Excerpted data>
——
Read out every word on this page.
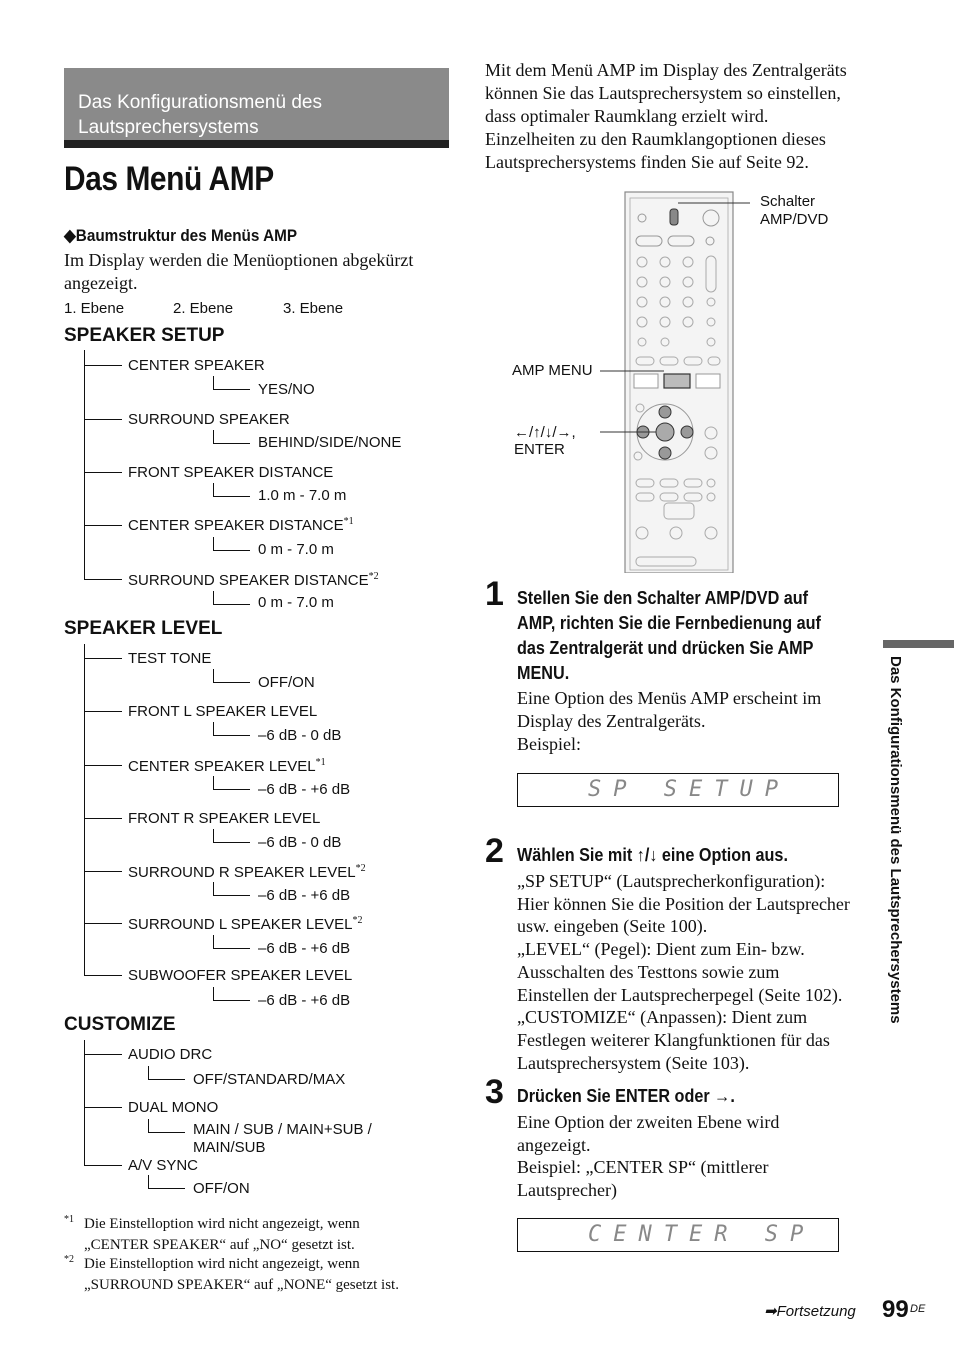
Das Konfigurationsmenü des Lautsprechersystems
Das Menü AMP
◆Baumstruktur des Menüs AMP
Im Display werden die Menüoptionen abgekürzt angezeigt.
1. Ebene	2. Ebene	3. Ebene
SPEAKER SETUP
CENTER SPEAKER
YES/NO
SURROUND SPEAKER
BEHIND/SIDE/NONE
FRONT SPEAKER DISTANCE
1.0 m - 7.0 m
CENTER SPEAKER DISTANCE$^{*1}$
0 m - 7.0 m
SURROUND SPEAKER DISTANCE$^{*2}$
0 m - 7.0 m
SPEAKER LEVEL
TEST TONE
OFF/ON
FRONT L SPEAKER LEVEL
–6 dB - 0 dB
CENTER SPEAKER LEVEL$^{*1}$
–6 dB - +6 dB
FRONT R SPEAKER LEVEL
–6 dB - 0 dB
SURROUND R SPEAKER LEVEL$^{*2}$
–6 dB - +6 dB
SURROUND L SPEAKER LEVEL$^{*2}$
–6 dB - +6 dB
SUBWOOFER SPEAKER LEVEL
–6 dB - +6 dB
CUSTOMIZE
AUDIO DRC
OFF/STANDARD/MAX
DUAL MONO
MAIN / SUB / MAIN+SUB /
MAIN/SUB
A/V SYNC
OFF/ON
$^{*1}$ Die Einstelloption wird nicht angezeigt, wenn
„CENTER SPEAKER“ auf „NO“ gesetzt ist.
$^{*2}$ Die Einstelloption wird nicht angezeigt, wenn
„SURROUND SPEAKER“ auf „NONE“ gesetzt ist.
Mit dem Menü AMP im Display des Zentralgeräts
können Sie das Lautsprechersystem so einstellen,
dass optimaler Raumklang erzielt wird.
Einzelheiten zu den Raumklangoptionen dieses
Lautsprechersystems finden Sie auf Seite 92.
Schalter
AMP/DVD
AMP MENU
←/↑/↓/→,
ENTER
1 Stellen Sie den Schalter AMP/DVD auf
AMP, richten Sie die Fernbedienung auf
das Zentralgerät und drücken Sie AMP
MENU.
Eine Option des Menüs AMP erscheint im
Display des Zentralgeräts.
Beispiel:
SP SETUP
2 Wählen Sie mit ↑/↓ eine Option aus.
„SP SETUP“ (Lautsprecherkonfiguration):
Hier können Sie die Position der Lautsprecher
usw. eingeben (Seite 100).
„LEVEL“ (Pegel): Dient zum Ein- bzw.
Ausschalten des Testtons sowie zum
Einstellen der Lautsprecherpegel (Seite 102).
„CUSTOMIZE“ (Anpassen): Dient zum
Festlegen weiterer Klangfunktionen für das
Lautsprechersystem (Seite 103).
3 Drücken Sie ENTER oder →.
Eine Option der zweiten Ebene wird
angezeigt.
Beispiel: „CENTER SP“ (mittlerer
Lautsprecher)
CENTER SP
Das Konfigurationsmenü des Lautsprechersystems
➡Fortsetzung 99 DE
——
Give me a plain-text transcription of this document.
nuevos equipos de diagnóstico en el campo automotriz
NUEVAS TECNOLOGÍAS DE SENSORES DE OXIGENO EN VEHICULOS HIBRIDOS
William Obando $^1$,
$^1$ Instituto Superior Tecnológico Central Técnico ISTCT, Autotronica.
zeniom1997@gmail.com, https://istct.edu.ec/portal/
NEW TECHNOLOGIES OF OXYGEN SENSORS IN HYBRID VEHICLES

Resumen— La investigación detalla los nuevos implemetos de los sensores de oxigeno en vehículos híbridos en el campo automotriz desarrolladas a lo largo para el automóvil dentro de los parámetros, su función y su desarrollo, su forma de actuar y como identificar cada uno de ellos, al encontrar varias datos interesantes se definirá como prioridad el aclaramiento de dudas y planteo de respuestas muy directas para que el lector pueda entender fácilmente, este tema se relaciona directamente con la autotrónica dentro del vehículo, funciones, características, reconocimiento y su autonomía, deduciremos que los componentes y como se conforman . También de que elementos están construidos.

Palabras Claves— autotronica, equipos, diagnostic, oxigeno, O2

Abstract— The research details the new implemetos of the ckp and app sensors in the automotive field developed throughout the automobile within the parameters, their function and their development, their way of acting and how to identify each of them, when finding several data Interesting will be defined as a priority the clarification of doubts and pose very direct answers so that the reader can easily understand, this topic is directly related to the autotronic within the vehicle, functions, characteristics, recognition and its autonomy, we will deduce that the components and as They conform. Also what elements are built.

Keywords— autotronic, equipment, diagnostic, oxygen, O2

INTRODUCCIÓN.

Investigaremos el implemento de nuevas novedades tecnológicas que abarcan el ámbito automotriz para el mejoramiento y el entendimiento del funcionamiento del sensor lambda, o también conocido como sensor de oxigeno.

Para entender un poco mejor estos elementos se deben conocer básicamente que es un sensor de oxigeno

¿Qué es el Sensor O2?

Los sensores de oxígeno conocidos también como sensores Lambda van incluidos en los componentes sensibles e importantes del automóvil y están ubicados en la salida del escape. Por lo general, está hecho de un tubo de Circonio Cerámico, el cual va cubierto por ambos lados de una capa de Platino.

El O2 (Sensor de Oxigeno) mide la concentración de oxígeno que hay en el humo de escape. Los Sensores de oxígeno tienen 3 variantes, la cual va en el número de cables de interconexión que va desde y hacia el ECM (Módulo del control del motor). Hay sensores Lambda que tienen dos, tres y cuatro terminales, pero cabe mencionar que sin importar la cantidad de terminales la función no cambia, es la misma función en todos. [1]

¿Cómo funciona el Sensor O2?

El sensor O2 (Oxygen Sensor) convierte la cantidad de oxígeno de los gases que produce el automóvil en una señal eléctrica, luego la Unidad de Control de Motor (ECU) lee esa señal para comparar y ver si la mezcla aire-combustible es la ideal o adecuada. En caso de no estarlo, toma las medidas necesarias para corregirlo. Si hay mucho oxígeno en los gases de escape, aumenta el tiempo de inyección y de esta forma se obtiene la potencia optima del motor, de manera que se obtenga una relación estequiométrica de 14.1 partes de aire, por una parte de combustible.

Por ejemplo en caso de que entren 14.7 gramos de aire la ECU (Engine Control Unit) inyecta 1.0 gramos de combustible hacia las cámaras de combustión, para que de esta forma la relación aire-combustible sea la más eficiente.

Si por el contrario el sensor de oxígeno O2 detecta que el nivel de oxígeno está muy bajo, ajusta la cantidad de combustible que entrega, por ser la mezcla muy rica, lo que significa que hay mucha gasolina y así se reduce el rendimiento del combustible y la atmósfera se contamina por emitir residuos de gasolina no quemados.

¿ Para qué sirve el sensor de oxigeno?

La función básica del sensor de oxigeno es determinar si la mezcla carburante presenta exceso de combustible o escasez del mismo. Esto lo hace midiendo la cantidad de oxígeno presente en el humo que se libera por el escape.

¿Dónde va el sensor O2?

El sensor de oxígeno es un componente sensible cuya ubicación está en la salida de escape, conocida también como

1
——
Problem details> Copy out each line that contains the word "Dient".

Task answer>
„LEVEL“ (Pegel): Dient zum Ein- bzw.
„CUSTOMIZE“ (Anpassen): Dient zum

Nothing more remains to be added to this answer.